* [Exercise directions]:
Copy out each line of the data holding "config".

══ Exercise materials ══

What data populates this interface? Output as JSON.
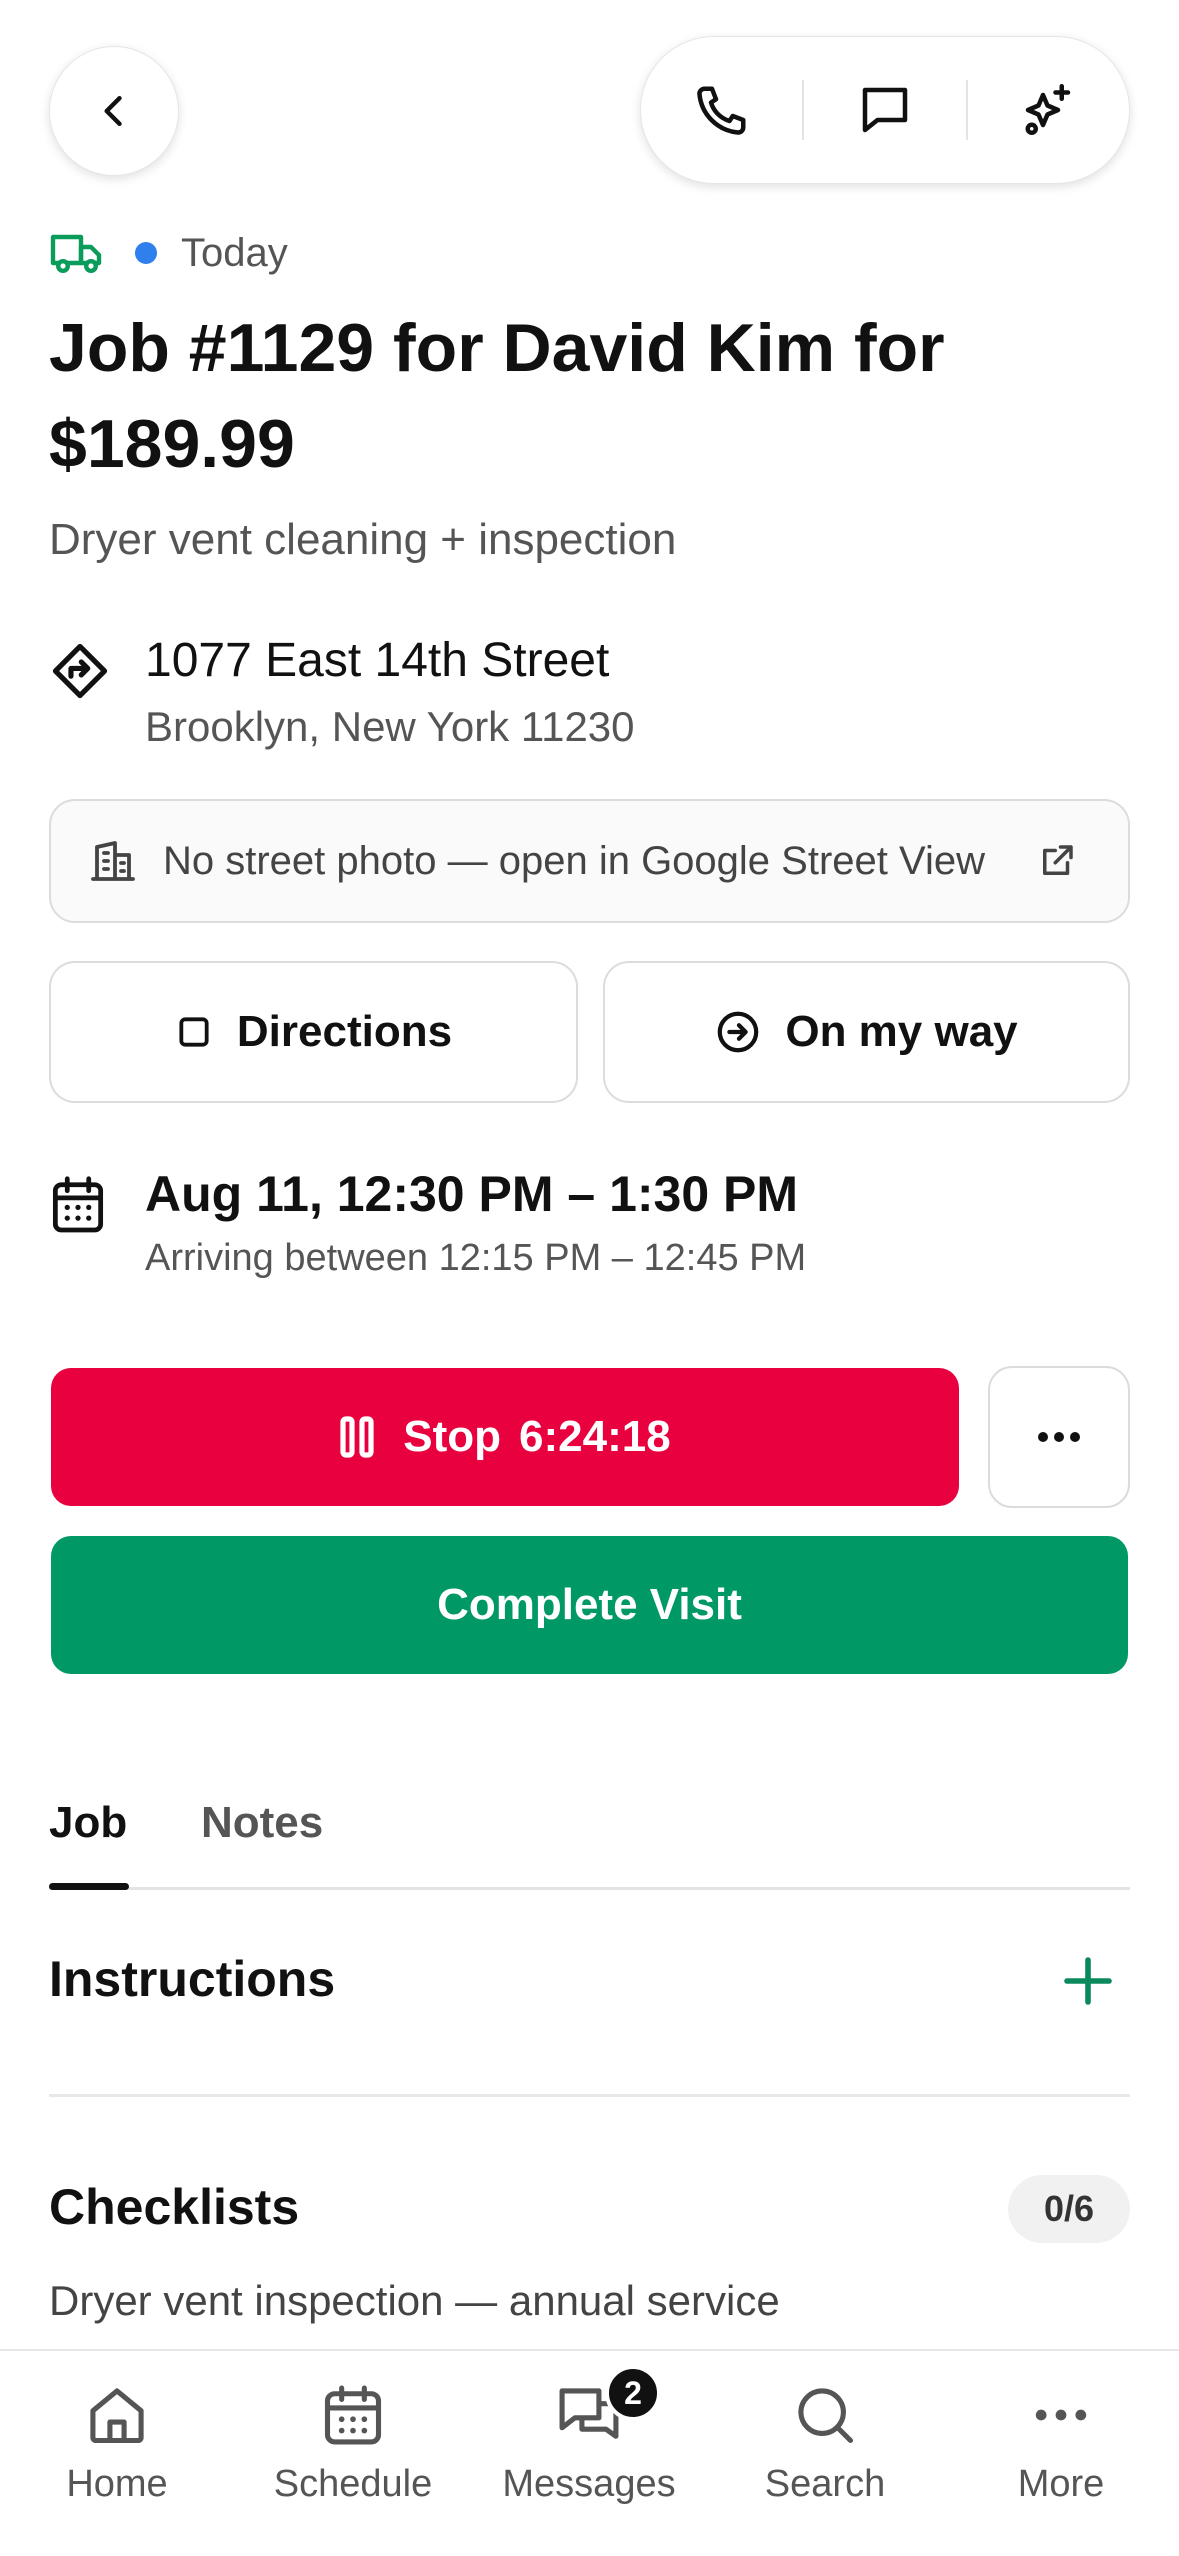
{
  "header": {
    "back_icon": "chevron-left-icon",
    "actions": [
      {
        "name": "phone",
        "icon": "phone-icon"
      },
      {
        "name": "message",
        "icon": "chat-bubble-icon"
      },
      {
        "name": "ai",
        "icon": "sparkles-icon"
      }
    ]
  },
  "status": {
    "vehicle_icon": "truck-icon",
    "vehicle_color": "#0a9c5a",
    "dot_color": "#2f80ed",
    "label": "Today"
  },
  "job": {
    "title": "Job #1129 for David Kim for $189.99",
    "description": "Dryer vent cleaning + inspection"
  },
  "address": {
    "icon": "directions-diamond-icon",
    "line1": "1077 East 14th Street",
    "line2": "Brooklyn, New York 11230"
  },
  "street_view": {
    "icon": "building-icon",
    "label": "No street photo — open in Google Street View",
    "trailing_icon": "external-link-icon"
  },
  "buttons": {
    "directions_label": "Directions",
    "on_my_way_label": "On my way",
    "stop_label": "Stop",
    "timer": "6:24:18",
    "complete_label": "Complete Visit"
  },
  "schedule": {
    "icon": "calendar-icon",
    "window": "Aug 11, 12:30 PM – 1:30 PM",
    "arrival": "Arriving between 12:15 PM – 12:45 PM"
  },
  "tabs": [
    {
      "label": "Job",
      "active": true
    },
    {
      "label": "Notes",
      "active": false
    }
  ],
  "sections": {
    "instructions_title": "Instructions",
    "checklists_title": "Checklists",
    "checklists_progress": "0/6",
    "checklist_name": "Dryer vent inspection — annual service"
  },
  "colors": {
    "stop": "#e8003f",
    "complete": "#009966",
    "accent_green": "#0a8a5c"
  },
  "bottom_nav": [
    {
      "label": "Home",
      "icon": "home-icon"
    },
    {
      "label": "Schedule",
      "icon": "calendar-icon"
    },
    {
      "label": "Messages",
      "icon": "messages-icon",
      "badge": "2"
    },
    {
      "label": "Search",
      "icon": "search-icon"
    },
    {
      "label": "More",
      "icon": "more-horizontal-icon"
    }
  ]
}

═══
══ Exercise materials ══

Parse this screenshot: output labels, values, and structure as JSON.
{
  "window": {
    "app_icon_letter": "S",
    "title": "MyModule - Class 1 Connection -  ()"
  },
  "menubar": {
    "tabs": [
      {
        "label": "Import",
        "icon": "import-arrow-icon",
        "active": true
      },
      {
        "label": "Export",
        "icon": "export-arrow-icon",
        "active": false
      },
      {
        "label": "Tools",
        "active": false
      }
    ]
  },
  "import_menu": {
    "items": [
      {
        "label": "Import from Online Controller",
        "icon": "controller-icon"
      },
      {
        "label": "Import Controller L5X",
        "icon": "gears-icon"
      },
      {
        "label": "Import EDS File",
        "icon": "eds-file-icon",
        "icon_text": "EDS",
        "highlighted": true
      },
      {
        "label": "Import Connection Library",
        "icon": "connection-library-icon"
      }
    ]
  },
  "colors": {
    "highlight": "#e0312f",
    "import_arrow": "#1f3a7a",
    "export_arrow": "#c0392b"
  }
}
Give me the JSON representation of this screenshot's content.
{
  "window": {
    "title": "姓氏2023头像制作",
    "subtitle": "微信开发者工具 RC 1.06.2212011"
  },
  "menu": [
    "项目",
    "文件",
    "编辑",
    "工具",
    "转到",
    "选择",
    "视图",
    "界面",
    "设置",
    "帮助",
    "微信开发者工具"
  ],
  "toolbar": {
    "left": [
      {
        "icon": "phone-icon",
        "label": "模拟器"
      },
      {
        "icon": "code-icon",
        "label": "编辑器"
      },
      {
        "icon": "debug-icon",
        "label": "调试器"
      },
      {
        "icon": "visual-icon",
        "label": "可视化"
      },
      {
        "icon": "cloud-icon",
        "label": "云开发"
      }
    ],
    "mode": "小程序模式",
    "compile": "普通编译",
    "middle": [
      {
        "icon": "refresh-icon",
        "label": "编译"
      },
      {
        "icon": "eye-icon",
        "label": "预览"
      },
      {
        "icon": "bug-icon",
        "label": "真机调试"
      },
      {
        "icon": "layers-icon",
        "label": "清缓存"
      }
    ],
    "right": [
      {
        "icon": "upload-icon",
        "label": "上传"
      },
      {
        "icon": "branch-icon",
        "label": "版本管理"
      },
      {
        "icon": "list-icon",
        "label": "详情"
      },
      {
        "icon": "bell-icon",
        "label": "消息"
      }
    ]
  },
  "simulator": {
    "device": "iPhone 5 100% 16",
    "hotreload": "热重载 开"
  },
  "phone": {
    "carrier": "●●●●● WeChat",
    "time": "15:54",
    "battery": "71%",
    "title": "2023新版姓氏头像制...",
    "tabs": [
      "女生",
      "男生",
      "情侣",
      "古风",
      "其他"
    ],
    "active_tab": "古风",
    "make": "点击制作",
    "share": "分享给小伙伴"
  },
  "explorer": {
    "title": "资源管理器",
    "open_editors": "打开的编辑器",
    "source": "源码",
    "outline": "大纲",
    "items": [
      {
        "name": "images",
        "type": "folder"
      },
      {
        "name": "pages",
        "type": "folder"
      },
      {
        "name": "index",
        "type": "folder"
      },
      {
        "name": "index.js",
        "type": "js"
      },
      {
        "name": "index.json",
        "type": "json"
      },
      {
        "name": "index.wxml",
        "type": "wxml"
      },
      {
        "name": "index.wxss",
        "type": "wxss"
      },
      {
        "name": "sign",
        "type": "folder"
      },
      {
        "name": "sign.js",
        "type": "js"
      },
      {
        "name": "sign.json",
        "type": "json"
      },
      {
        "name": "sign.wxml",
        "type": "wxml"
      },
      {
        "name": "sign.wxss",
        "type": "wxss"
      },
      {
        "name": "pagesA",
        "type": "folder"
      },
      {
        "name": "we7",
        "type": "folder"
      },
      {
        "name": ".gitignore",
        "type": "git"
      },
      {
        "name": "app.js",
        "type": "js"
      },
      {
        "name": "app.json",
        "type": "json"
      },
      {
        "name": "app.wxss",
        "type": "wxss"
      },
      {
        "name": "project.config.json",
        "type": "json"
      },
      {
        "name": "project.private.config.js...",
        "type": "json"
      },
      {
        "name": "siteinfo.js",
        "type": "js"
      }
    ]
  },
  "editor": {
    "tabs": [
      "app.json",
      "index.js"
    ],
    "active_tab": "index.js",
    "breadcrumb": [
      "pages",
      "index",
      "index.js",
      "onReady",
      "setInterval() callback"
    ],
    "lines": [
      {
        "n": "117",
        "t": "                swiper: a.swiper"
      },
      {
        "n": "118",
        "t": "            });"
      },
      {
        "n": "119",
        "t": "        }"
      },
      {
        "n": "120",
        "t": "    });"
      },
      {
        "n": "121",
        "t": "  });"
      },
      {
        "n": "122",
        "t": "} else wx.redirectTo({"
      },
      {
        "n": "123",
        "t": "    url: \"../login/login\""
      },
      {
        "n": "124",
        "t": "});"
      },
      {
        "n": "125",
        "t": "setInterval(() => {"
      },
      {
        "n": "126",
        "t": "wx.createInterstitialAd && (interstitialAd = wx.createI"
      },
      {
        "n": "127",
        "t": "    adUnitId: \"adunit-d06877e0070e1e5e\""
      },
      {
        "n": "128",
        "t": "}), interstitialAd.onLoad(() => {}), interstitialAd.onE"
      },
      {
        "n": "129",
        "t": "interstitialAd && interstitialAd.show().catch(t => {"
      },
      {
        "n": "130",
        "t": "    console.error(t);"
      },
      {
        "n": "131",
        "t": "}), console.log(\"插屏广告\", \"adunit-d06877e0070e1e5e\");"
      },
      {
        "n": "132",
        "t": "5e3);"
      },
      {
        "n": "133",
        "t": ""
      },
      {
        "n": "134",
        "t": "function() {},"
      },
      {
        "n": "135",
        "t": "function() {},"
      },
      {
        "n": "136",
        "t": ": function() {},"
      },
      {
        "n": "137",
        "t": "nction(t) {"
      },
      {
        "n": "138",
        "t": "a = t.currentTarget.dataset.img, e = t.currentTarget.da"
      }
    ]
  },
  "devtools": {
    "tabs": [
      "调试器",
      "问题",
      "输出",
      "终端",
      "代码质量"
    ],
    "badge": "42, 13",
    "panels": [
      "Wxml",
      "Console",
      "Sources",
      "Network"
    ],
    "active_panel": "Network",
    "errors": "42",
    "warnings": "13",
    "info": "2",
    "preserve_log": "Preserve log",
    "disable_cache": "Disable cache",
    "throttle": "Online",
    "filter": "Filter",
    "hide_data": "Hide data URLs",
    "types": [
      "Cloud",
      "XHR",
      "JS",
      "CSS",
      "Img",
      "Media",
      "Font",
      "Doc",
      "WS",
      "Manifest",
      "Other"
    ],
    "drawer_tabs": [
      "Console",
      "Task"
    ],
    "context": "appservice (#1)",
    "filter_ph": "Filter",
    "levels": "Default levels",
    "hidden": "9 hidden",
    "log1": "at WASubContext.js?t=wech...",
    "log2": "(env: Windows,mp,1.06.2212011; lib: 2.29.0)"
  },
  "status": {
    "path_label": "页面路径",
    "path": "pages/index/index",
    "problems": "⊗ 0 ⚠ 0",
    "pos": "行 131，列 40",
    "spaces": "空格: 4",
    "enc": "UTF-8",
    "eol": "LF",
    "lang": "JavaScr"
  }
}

═══

* [Task answer]:
        "name": "project.config.json",
        "name": "project.private.config.js...",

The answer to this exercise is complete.